Records that describe figures:
══════════════════════════════

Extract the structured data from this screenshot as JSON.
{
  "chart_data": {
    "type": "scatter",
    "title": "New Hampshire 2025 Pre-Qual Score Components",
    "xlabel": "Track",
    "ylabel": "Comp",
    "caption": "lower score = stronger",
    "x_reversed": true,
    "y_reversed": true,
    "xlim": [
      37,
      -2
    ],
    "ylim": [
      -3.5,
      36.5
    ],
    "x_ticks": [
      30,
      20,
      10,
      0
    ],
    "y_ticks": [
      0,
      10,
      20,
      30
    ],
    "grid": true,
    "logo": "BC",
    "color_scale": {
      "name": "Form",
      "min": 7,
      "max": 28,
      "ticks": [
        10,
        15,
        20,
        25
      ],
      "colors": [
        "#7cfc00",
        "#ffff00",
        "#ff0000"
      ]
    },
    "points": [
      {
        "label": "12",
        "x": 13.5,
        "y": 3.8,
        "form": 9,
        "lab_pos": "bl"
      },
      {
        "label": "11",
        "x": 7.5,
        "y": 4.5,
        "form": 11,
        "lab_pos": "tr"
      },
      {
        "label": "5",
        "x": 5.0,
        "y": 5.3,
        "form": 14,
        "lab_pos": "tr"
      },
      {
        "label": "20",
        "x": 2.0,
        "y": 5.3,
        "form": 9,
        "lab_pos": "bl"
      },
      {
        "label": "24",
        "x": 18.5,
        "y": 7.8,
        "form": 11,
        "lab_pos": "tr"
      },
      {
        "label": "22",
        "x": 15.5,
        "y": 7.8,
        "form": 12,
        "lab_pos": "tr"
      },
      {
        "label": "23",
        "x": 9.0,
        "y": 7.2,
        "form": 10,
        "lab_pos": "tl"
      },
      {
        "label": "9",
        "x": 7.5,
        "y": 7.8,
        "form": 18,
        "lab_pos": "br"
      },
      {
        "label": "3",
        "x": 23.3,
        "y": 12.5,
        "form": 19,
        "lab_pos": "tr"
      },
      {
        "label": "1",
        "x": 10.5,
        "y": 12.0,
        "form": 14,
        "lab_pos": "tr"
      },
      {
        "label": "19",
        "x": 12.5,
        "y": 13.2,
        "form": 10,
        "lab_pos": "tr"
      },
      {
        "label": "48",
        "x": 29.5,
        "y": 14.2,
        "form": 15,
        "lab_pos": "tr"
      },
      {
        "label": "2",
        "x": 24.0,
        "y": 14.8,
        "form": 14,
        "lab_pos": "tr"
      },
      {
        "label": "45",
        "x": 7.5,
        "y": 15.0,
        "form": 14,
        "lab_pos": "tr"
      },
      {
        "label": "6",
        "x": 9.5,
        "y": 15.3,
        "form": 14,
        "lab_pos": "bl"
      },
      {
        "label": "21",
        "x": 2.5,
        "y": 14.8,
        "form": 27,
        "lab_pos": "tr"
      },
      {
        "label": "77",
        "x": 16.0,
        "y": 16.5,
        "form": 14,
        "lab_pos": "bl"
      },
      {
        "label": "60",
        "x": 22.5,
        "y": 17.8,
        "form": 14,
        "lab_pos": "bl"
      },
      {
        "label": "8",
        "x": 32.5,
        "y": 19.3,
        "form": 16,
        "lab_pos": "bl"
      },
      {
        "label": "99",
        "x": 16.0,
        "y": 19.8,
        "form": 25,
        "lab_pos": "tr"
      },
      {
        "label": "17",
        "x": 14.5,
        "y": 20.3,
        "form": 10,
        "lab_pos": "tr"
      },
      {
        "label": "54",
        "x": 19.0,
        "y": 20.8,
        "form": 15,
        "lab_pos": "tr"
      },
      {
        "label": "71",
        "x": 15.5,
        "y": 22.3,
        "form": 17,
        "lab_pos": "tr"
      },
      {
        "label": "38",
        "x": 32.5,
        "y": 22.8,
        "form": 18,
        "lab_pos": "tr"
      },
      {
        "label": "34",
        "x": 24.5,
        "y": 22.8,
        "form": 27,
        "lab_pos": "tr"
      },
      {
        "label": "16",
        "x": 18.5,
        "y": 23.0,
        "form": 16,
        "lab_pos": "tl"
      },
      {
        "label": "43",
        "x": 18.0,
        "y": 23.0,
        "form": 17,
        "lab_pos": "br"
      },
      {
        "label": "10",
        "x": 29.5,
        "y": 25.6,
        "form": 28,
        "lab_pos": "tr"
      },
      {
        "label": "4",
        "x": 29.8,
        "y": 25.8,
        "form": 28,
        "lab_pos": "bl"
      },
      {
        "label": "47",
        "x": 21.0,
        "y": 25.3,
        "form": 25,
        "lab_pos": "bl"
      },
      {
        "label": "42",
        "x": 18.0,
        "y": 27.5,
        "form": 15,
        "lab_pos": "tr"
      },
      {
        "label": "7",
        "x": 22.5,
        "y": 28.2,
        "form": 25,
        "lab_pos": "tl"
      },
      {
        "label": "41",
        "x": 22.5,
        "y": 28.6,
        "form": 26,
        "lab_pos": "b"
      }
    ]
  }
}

══════════════════════════════

> Exercise objective
All of the entries above must be quoted exactly.

> Expected answer
Extract the structured data from this screenshot as JSON.
{
  "chart_data": {
    "type": "scatter",
    "title": "New Hampshire 2025 Pre-Qual Score Components",
    "xlabel": "Track",
    "ylabel": "Comp",
    "caption": "lower score = stronger",
    "x_reversed": true,
    "y_reversed": true,
    "xlim": [
      37,
      -2
    ],
    "ylim": [
      -3.5,
      36.5
    ],
    "x_ticks": [
      30,
      20,
      10,
      0
    ],
    "y_ticks": [
      0,
      10,
      20,
      30
    ],
    "grid": true,
    "logo": "BC",
    "color_scale": {
      "name": "Form",
      "min": 7,
      "max": 28,
      "ticks": [
        10,
        15,
        20,
        25
      ],
      "colors": [
        "#7cfc00",
        "#ffff00",
        "#ff0000"
      ]
    },
    "points": [
      {
        "label": "12",
        "x": 13.5,
        "y": 3.8,
        "form": 9,
        "lab_pos": "bl"
      },
      {
        "label": "11",
        "x": 7.5,
        "y": 4.5,
        "form": 11,
        "lab_pos": "tr"
      },
      {
        "label": "5",
        "x": 5.0,
        "y": 5.3,
        "form": 14,
        "lab_pos": "tr"
      },
      {
        "label": "20",
        "x": 2.0,
        "y": 5.3,
        "form": 9,
        "lab_pos": "bl"
      },
      {
        "label": "24",
        "x": 18.5,
        "y": 7.8,
        "form": 11,
        "lab_pos": "tr"
      },
      {
        "label": "22",
        "x": 15.5,
        "y": 7.8,
        "form": 12,
        "lab_pos": "tr"
      },
      {
        "label": "23",
        "x": 9.0,
        "y": 7.2,
        "form": 10,
        "lab_pos": "tl"
      },
      {
        "label": "9",
        "x": 7.5,
        "y": 7.8,
        "form": 18,
        "lab_pos": "br"
      },
      {
        "label": "3",
        "x": 23.3,
        "y": 12.5,
        "form": 19,
        "lab_pos": "tr"
      },
      {
        "label": "1",
        "x": 10.5,
        "y": 12.0,
        "form": 14,
        "lab_pos": "tr"
      },
      {
        "label": "19",
        "x": 12.5,
        "y": 13.2,
        "form": 10,
        "lab_pos": "tr"
      },
      {
        "label": "48",
        "x": 29.5,
        "y": 14.2,
        "form": 15,
        "lab_pos": "tr"
      },
      {
        "label": "2",
        "x": 24.0,
        "y": 14.8,
        "form": 14,
        "lab_pos": "tr"
      },
      {
        "label": "45",
        "x": 7.5,
        "y": 15.0,
        "form": 14,
        "lab_pos": "tr"
      },
      {
        "label": "6",
        "x": 9.5,
        "y": 15.3,
        "form": 14,
        "lab_pos": "bl"
      },
      {
        "label": "21",
        "x": 2.5,
        "y": 14.8,
        "form": 27,
        "lab_pos": "tr"
      },
      {
        "label": "77",
        "x": 16.0,
        "y": 16.5,
        "form": 14,
        "lab_pos": "bl"
      },
      {
        "label": "60",
        "x": 22.5,
        "y": 17.8,
        "form": 14,
        "lab_pos": "bl"
      },
      {
        "label": "8",
        "x": 32.5,
        "y": 19.3,
        "form": 16,
        "lab_pos": "bl"
      },
      {
        "label": "99",
        "x": 16.0,
        "y": 19.8,
        "form": 25,
        "lab_pos": "tr"
      },
      {
        "label": "17",
        "x": 14.5,
        "y": 20.3,
        "form": 10,
        "lab_pos": "tr"
      },
      {
        "label": "54",
        "x": 19.0,
        "y": 20.8,
        "form": 15,
        "lab_pos": "tr"
      },
      {
        "label": "71",
        "x": 15.5,
        "y": 22.3,
        "form": 17,
        "lab_pos": "tr"
      },
      {
        "label": "38",
        "x": 32.5,
        "y": 22.8,
        "form": 18,
        "lab_pos": "tr"
      },
      {
        "label": "34",
        "x": 24.5,
        "y": 22.8,
        "form": 27,
        "lab_pos": "tr"
      },
      {
        "label": "16",
        "x": 18.5,
        "y": 23.0,
        "form": 16,
        "lab_pos": "tl"
      },
      {
        "label": "43",
        "x": 18.0,
        "y": 23.0,
        "form": 17,
        "lab_pos": "br"
      },
      {
        "label": "10",
        "x": 29.5,
        "y": 25.6,
        "form": 28,
        "lab_pos": "tr"
      },
      {
        "label": "4",
        "x": 29.8,
        "y": 25.8,
        "form": 28,
        "lab_pos": "bl"
      },
      {
        "label": "47",
        "x": 21.0,
        "y": 25.3,
        "form": 25,
        "lab_pos": "bl"
      },
      {
        "label": "42",
        "x": 18.0,
        "y": 27.5,
        "form": 15,
        "lab_pos": "tr"
      },
      {
        "label": "7",
        "x": 22.5,
        "y": 28.2,
        "form": 25,
        "lab_pos": "tl"
      },
      {
        "label": "41",
        "x": 22.5,
        "y": 28.6,
        "form": 26,
        "lab_pos": "b"
      }
    ]
  }
}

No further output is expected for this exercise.